Copy out all the lines where "method" shows up.

━━━━━ INPUT RECORDS ━━━━━

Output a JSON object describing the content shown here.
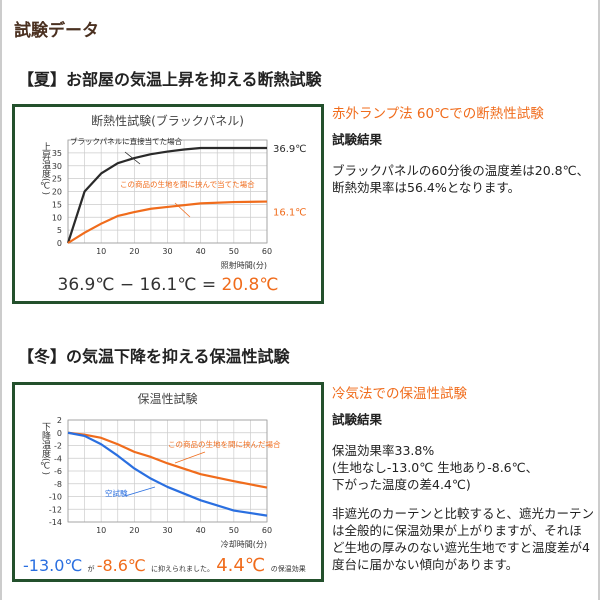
{
  "title": "試験データ",
  "summer": {
    "header": "【夏】お部屋の気温上昇を抑える断熱試験",
    "header_color": "#c9d5ea",
    "method": "赤外ランプ法 60℃での断熱性試験",
    "result_label": "試験結果",
    "result_text": "ブラックパネルの60分後の温度差は20.8℃、断熱効果率は56.4%となります。",
    "equation": {
      "a": "36.9℃ − 16.1℃ = ",
      "b": "20.8℃"
    }
  },
  "winter": {
    "header": "【冬】の気温下降を抑える保温性試験",
    "header_color": "#f5b896",
    "method": "冷気法での保温性試験",
    "result_label": "試験結果",
    "result_lines": [
      "保温効果率33.8%",
      "(生地なし-13.0℃ 生地あり-8.6℃、",
      "下がった温度の差4.4℃)"
    ],
    "note": "非遮光のカーテンと比較すると、遮光カーテンは全般的に保温効果が上がりますが、それほど生地の厚みのない遮光生地ですと温度差が4度台に届かない傾向があります。",
    "summary": {
      "a": "-13.0℃",
      "b": "が",
      "c": "-8.6℃",
      "d": "に抑えられました。",
      "e": "4.4℃",
      "f": "の保温効果"
    }
  },
  "chart_data": [
    {
      "type": "line",
      "title": "断熱性試験(ブラックパネル)",
      "ylabel": "上昇温度(℃)",
      "xlabel": "照射時間(分)",
      "xlim": [
        0,
        60
      ],
      "ylim": [
        0,
        40
      ],
      "xticks": [
        10,
        20,
        30,
        40,
        50,
        60
      ],
      "yticks": [
        0,
        5,
        10,
        15,
        20,
        25,
        30,
        35
      ],
      "grid": true,
      "series": [
        {
          "name": "ブラックパネルに直接当てた場合",
          "color": "#2a2a2a",
          "end_label": "36.9℃",
          "x": [
            0,
            5,
            10,
            15,
            20,
            25,
            30,
            35,
            40,
            50,
            60
          ],
          "y": [
            0,
            20,
            27,
            31,
            33,
            34.5,
            35.5,
            36.3,
            36.9,
            36.9,
            36.9
          ]
        },
        {
          "name": "この商品の生地を間に挟んで当てた場合",
          "color": "#f06c1c",
          "end_label": "16.1℃",
          "x": [
            0,
            5,
            10,
            15,
            20,
            25,
            30,
            40,
            50,
            60
          ],
          "y": [
            0,
            4,
            7.5,
            10.5,
            12,
            13.3,
            14,
            15.4,
            15.9,
            16.1
          ]
        }
      ]
    },
    {
      "type": "line",
      "title": "保温性試験",
      "ylabel": "下降温度(℃)",
      "xlabel": "冷却時間(分)",
      "xlim": [
        0,
        60
      ],
      "ylim": [
        -14,
        2
      ],
      "xticks": [
        10,
        20,
        30,
        40,
        50,
        60
      ],
      "yticks": [
        2,
        0,
        -2,
        -4,
        -6,
        -8,
        -10,
        -12,
        -14
      ],
      "grid": true,
      "series": [
        {
          "name": "この商品の生地を間に挟んだ場合",
          "color": "#f06c1c",
          "x": [
            0,
            5,
            10,
            15,
            20,
            25,
            30,
            40,
            50,
            60
          ],
          "y": [
            0,
            -0.3,
            -0.8,
            -1.8,
            -3,
            -3.8,
            -4.8,
            -6.5,
            -7.6,
            -8.6
          ]
        },
        {
          "name": "空試験",
          "color": "#2a6fe0",
          "x": [
            0,
            5,
            10,
            15,
            20,
            25,
            30,
            40,
            50,
            60
          ],
          "y": [
            0,
            -0.5,
            -1.8,
            -3.6,
            -5.6,
            -7.2,
            -8.5,
            -10.6,
            -12.2,
            -13.0
          ]
        }
      ]
    }
  ]
}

━━━━━

» **SOLUTION**
    "method": "赤外ランプ法 60℃での断熱性試験",
    "method": "冷気法での保温性試験",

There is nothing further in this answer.